**WHAT THE TASK ASKS:** Return each of the items below unchanged, including every line from the first to the last.

**ROWS:**
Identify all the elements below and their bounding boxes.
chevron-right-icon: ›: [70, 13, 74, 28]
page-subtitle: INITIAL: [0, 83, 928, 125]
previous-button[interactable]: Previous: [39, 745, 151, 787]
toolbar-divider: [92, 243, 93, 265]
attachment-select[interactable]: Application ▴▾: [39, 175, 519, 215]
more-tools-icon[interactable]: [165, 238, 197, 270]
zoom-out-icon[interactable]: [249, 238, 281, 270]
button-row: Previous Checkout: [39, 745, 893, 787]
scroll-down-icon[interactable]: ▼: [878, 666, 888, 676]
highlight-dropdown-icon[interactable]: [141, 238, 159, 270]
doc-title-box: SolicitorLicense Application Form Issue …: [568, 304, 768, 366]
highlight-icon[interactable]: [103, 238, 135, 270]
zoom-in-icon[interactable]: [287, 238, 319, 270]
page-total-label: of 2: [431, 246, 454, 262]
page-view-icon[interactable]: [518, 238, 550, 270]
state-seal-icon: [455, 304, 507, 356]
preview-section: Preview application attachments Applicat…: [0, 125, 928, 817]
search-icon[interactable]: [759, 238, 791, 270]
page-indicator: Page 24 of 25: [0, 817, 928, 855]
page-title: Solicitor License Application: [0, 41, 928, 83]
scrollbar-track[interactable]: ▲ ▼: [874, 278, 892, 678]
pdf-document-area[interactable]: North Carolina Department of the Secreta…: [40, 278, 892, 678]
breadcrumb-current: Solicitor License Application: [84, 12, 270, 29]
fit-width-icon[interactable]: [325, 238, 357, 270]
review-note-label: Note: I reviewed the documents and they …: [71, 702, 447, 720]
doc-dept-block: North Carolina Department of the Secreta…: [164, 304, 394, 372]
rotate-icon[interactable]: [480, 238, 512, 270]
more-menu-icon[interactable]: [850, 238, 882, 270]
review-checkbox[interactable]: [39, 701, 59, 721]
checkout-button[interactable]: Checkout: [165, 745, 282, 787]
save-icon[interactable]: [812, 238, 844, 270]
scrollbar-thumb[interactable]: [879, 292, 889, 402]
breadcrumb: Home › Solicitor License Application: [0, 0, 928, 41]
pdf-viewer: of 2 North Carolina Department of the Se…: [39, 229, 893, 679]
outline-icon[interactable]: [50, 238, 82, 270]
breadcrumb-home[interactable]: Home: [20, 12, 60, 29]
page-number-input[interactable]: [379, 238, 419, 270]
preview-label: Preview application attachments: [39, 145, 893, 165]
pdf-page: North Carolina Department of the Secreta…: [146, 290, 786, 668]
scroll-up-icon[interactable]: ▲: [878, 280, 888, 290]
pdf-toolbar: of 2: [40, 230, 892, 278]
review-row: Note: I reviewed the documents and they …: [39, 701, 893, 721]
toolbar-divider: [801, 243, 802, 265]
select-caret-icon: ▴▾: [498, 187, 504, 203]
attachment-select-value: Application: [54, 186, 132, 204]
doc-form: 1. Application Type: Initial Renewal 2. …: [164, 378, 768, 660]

**RIGHT ANSWER:**
Identify all the elements below and their bounding boxes.
chevron-right-icon: ›: [70, 13, 74, 28]
page-subtitle: INITIAL: [0, 83, 928, 125]
previous-button[interactable]: Previous: [39, 745, 151, 787]
toolbar-divider: [92, 243, 93, 265]
attachment-select[interactable]: Application ▴▾: [39, 175, 519, 215]
more-tools-icon[interactable]: [165, 238, 197, 270]
zoom-out-icon[interactable]: [249, 238, 281, 270]
button-row: Previous Checkout: [39, 745, 893, 787]
scroll-down-icon[interactable]: ▼: [878, 666, 888, 676]
highlight-dropdown-icon[interactable]: [141, 238, 159, 270]
doc-title-box: SolicitorLicense Application Form Issue …: [568, 304, 768, 366]
highlight-icon[interactable]: [103, 238, 135, 270]
zoom-in-icon[interactable]: [287, 238, 319, 270]
page-total-label: of 2: [431, 246, 454, 262]
page-view-icon[interactable]: [518, 238, 550, 270]
state-seal-icon: [455, 304, 507, 356]
preview-section: Preview application attachments Applicat…: [0, 125, 928, 817]
search-icon[interactable]: [759, 238, 791, 270]
page-indicator: Page 24 of 25: [0, 817, 928, 855]
page-title: Solicitor License Application: [0, 41, 928, 83]
scrollbar-track[interactable]: ▲ ▼: [874, 278, 892, 678]
pdf-document-area[interactable]: North Carolina Department of the Secreta…: [40, 278, 892, 678]
breadcrumb-current: Solicitor License Application: [84, 12, 270, 29]
fit-width-icon[interactable]: [325, 238, 357, 270]
review-note-label: Note: I reviewed the documents and they …: [71, 702, 447, 720]
doc-dept-block: North Carolina Department of the Secreta…: [164, 304, 394, 372]
rotate-icon[interactable]: [480, 238, 512, 270]
more-menu-icon[interactable]: [850, 238, 882, 270]
review-checkbox[interactable]: [39, 701, 59, 721]
checkout-button[interactable]: Checkout: [165, 745, 282, 787]
save-icon[interactable]: [812, 238, 844, 270]
scrollbar-thumb[interactable]: [879, 292, 889, 402]
breadcrumb: Home › Solicitor License Application: [0, 0, 928, 41]
pdf-viewer: of 2 North Carolina Department of the Se…: [39, 229, 893, 679]
outline-icon[interactable]: [50, 238, 82, 270]
breadcrumb-home[interactable]: Home: [20, 12, 60, 29]
page-number-input[interactable]: [379, 238, 419, 270]
preview-label: Preview application attachments: [39, 145, 893, 165]
pdf-page: North Carolina Department of the Secreta…: [146, 290, 786, 668]
scroll-up-icon[interactable]: ▲: [878, 280, 888, 290]
pdf-toolbar: of 2: [40, 230, 892, 278]
review-row: Note: I reviewed the documents and they …: [39, 701, 893, 721]
toolbar-divider: [801, 243, 802, 265]
select-caret-icon: ▴▾: [498, 187, 504, 203]
attachment-select-value: Application: [54, 186, 132, 204]
doc-form: 1. Application Type: Initial Renewal 2. …: [164, 378, 768, 660]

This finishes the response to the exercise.